» **WRITTEN TASK**
Find all lines in the records that include the word "Pump", and copy them out.

Stored items from a collection:
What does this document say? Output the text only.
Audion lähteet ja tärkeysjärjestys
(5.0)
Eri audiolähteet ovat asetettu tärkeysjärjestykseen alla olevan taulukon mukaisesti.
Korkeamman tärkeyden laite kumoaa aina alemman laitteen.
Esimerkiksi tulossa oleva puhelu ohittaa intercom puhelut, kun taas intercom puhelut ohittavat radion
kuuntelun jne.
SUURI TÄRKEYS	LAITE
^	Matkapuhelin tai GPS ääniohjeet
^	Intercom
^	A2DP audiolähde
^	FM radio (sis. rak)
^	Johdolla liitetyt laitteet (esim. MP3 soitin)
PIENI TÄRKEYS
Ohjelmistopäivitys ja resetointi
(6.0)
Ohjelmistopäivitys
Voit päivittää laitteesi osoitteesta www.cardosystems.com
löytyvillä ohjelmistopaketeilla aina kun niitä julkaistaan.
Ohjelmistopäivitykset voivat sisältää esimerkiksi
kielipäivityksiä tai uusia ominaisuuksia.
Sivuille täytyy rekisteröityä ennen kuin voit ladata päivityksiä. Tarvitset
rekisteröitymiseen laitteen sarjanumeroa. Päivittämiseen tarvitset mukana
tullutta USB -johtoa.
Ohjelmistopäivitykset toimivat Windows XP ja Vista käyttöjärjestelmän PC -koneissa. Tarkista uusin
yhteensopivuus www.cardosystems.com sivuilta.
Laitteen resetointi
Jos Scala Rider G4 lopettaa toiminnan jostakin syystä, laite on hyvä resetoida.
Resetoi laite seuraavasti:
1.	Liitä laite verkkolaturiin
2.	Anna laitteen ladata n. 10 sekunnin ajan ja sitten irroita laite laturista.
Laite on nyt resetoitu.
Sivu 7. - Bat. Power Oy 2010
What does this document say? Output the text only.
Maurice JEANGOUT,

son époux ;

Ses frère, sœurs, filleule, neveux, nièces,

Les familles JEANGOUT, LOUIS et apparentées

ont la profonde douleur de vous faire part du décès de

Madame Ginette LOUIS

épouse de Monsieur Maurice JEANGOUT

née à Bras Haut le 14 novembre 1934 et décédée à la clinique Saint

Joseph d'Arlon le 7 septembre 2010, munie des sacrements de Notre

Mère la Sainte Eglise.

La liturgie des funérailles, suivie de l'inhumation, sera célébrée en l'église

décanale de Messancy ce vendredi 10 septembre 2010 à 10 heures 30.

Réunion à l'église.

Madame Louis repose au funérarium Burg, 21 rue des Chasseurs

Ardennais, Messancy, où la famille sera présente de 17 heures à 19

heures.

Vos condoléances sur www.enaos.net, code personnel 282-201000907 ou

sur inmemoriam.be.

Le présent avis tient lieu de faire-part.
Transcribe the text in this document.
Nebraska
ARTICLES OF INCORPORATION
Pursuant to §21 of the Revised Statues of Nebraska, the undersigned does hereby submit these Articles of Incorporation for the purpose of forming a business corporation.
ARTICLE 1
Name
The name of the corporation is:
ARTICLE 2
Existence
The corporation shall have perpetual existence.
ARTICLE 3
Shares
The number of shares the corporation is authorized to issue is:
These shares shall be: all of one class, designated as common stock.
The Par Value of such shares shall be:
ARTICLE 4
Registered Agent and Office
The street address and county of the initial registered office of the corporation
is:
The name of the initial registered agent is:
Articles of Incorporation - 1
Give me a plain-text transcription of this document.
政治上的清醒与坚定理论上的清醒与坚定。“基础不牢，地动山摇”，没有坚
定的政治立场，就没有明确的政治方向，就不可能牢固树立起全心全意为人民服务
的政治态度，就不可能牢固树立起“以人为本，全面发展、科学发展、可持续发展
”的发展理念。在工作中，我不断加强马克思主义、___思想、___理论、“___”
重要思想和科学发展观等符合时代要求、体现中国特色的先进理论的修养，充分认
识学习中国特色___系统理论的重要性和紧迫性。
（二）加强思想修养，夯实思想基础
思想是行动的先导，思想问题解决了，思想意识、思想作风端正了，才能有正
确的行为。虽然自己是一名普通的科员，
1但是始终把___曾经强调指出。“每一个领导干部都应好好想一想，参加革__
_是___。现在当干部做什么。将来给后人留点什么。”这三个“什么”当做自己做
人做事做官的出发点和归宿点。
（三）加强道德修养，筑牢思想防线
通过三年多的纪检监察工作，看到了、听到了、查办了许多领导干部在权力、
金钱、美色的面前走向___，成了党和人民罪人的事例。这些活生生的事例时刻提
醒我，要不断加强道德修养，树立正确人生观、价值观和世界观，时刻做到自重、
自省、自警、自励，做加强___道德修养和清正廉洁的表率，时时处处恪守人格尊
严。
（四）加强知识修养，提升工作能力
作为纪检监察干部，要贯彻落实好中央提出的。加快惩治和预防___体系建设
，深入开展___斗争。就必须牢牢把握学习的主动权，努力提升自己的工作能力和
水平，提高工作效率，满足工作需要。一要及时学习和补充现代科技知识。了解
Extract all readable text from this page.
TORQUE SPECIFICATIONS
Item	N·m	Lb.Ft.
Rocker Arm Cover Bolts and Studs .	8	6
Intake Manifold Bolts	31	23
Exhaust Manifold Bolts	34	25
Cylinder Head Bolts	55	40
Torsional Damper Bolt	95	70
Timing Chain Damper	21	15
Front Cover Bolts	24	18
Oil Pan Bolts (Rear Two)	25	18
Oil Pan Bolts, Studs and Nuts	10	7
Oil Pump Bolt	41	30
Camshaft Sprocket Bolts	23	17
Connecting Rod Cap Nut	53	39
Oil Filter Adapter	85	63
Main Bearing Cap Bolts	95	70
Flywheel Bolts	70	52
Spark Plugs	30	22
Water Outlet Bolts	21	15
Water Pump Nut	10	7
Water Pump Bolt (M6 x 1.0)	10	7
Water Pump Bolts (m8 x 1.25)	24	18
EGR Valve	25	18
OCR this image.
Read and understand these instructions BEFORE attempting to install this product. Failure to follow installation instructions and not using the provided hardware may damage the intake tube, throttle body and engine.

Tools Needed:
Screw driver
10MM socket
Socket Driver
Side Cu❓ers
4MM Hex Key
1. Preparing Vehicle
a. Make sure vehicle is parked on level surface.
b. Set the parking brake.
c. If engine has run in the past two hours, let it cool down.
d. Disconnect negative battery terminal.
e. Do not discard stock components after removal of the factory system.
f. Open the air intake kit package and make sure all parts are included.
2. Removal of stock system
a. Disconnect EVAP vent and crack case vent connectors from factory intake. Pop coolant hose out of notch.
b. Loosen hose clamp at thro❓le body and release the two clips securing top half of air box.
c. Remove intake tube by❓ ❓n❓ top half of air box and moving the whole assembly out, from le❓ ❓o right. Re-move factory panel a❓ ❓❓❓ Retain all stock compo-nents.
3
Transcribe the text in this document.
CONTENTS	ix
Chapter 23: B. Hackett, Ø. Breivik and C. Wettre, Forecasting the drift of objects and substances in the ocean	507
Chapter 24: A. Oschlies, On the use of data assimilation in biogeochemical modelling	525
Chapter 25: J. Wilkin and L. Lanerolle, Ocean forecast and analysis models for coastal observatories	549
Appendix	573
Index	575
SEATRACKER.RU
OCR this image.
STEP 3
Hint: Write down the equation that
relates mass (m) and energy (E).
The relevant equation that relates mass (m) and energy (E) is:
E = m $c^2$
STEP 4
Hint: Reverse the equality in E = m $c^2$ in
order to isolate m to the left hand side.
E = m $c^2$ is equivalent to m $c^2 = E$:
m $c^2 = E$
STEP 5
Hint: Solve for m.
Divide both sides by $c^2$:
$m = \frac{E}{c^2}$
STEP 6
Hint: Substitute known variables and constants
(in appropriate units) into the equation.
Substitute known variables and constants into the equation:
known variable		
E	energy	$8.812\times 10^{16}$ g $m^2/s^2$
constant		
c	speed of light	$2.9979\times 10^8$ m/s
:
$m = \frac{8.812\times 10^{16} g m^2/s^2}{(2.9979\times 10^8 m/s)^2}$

» **PROBLEM SOLUTION**
Oil Pump Bolt	41	30
Water Pump Nut	10	7
Water Pump Bolt (M6 x 1.0)	10	7
Water Pump Bolts (m8 x 1.25)	24	18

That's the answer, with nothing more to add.